## THE EXERCISE
Check each line of the records below for the word "umowa" and copy those where it appears.

## PROVIDED MATERIAL

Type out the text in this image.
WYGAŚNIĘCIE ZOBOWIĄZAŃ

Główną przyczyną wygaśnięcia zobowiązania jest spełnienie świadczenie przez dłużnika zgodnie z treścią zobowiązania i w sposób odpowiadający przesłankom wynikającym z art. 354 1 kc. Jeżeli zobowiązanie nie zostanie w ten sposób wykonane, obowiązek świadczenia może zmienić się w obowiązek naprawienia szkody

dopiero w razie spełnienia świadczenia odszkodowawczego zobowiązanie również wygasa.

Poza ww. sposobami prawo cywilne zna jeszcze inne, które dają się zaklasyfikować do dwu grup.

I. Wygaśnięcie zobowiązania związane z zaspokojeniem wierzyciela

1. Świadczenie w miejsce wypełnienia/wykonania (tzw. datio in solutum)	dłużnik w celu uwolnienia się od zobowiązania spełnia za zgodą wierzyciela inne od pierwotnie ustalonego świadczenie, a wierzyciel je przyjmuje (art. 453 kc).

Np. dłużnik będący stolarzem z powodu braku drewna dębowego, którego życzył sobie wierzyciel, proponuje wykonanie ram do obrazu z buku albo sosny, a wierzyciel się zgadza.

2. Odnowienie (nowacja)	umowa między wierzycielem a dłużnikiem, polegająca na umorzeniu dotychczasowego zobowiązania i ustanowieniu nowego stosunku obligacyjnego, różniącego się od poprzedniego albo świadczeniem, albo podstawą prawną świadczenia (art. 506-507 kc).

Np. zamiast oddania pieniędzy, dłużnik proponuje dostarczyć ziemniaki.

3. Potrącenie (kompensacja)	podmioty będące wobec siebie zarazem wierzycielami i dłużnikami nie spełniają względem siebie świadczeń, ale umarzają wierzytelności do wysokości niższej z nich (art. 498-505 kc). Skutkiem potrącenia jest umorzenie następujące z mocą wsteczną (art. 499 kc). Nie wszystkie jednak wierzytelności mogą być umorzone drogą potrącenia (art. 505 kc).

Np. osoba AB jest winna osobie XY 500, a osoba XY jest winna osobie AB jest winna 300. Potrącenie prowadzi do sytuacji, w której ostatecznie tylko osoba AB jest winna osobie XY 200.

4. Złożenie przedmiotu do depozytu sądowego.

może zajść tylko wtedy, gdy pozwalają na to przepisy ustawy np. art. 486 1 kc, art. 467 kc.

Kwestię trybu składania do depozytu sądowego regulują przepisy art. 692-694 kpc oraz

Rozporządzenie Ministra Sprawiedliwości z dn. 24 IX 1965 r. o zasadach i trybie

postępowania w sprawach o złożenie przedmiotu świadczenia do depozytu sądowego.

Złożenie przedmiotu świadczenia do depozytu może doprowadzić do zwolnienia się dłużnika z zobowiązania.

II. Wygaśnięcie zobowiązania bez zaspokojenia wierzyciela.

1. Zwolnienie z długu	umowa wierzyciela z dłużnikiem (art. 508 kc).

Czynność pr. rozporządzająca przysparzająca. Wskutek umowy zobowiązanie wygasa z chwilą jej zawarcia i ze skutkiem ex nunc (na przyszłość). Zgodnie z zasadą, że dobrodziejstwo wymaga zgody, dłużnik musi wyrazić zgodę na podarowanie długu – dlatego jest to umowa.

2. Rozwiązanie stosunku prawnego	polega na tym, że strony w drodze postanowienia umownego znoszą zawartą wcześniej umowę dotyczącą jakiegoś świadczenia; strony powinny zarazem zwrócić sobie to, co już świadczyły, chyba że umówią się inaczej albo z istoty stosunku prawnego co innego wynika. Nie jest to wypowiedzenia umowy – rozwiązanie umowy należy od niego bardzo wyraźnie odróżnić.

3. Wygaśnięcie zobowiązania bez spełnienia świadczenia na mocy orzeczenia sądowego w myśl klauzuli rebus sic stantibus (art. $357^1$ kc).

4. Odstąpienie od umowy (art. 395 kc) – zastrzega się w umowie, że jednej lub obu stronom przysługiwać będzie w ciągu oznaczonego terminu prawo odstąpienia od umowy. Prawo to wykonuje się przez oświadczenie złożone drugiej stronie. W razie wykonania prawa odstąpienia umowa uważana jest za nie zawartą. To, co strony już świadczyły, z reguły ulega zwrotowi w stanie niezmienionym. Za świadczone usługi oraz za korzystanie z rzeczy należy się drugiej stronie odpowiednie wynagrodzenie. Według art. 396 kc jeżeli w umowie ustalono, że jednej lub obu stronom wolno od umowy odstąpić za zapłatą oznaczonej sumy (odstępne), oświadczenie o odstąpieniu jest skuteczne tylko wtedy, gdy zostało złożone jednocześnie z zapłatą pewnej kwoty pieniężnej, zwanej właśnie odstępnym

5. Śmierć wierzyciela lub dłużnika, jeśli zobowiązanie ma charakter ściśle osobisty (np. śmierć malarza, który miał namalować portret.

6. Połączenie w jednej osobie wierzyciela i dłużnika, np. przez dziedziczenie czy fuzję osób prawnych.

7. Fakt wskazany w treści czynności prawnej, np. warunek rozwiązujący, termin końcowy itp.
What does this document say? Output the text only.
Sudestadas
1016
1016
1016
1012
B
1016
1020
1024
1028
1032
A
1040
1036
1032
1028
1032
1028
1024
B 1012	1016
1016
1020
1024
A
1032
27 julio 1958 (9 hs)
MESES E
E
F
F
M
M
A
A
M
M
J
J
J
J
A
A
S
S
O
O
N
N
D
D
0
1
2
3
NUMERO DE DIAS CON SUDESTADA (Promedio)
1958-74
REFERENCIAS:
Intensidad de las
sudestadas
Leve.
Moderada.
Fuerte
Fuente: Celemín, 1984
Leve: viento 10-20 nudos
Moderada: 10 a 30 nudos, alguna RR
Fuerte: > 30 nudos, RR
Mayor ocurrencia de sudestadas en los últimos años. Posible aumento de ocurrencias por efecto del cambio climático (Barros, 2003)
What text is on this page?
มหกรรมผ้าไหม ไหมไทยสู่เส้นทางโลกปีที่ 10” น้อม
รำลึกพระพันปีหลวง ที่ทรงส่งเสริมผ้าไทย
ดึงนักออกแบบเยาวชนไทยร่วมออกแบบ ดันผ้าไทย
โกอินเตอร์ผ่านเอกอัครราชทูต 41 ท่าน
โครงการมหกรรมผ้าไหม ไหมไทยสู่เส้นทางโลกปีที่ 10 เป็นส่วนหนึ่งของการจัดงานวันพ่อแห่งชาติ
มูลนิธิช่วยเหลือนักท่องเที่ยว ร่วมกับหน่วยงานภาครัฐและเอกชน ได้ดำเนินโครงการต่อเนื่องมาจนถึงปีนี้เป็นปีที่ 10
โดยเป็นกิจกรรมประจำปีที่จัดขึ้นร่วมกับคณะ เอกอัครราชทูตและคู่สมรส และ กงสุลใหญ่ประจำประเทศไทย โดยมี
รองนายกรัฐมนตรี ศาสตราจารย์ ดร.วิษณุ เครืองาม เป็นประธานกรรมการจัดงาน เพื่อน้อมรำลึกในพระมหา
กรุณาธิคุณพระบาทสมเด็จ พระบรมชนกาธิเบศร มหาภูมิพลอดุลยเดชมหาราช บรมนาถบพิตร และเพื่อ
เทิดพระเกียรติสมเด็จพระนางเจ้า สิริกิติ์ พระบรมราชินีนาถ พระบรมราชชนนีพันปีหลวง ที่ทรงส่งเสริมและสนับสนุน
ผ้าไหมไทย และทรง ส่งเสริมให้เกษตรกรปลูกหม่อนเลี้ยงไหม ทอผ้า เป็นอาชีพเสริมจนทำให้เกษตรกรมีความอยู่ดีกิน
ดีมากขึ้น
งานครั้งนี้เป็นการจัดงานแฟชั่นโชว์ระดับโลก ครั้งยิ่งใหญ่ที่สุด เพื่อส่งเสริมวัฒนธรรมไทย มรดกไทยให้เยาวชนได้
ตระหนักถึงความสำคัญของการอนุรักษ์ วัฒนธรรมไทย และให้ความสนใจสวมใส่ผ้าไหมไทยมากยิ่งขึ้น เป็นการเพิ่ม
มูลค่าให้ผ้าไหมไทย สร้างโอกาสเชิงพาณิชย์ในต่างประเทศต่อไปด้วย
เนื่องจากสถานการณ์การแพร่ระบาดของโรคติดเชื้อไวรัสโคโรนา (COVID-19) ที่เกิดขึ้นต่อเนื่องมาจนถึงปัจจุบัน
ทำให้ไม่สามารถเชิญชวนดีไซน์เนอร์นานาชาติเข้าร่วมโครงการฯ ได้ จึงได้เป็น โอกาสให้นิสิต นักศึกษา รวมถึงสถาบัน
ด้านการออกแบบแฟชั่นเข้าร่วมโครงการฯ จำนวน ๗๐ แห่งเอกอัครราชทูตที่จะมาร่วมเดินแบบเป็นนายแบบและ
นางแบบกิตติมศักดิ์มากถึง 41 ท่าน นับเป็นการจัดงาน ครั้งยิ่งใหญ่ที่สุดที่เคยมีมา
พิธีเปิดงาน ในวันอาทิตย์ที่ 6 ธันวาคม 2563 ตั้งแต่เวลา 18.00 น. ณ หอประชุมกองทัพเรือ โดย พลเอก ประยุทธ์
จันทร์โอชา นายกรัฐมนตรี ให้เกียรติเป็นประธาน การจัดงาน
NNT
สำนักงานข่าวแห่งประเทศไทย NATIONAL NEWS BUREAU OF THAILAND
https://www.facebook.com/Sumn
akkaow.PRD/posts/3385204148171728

## SOLUTION TO THIS TASK
2. Odnowienie (nowacja)	umowa między wierzycielem a dłużnikiem, polegająca na umorzeniu dotychczasowego zobowiązania i ustanowieniu nowego stosunku obligacyjnego, różniącego się od poprzedniego albo świadczeniem, albo podstawą prawną świadczenia (art. 506-507 kc).
1. Zwolnienie z długu	umowa wierzyciela z dłużnikiem (art. 508 kc).
Czynność pr. rozporządzająca przysparzająca. Wskutek umowy zobowiązanie wygasa z chwilą jej zawarcia i ze skutkiem ex nunc (na przyszłość). Zgodnie z zasadą, że dobrodziejstwo wymaga zgody, dłużnik musi wyrazić zgodę na podarowanie długu – dlatego jest to umowa.
4. Odstąpienie od umowy (art. 395 kc) – zastrzega się w umowie, że jednej lub obu stronom przysługiwać będzie w ciągu oznaczonego terminu prawo odstąpienia od umowy. Prawo to wykonuje się przez oświadczenie złożone drugiej stronie. W razie wykonania prawa odstąpienia umowa uważana jest za nie zawartą. To, co strony już świadczyły, z reguły ulega zwrotowi w stanie niezmienionym. Za świadczone usługi oraz za korzystanie z rzeczy należy się drugiej stronie odpowiednie wynagrodzenie. Według art. 396 kc jeżeli w umowie ustalono, że jednej lub obu stronom wolno od umowy odstąpić za zapłatą oznaczonej sumy (odstępne), oświadczenie o odstąpieniu jest skuteczne tylko wtedy, gdy zostało złożone jednocześnie z zapłatą pewnej kwoty pieniężnej, zwanej właśnie odstępnym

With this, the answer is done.